Collection entries:
= = = =

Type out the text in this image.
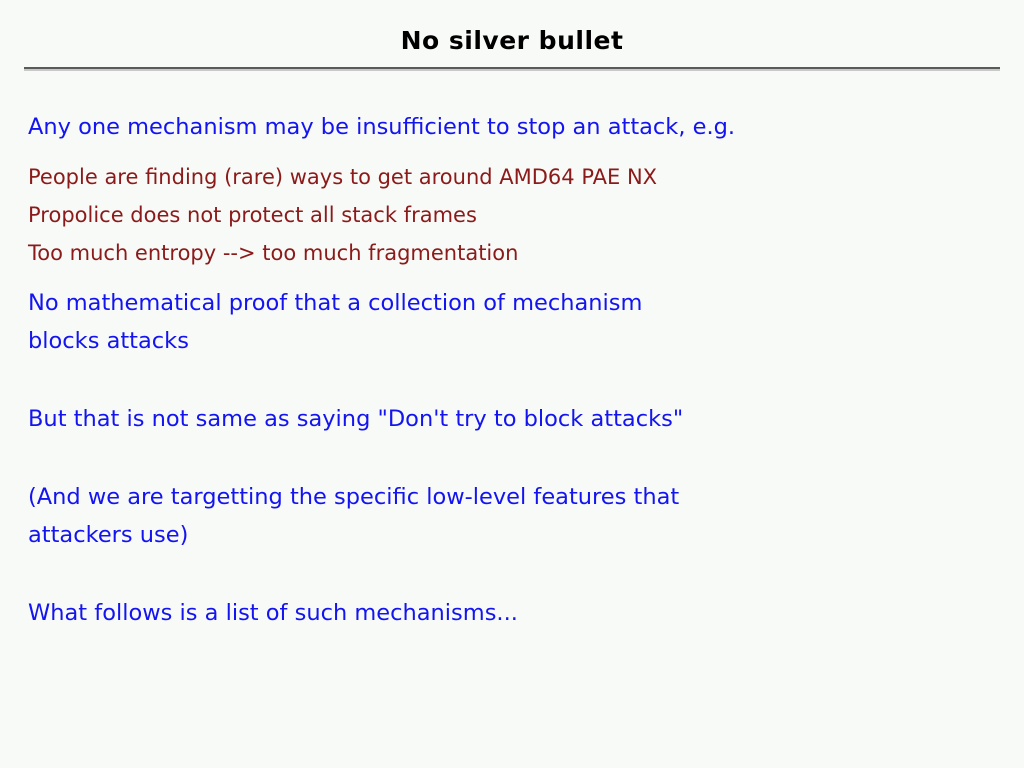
No silver bullet
Any one mechanism may be insufficient to stop an attack, e.g.
People are finding (rare) ways to get around AMD64 PAE NX
Propolice does not protect all stack frames
Too much entropy --> too much fragmentation
No mathematical proof that a collection of mechanism
blocks attacks
But that is not same as saying "Don't try to block attacks"
(And we are targetting the specific low-level features that
attackers use)
What follows is a list of such mechanisms...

= = = =

Work to complete: Check each line of the records above for "attacks", and copy those that have it.

Worked solution:
blocks attacks
But that is not same as saying "Don't try to block attacks"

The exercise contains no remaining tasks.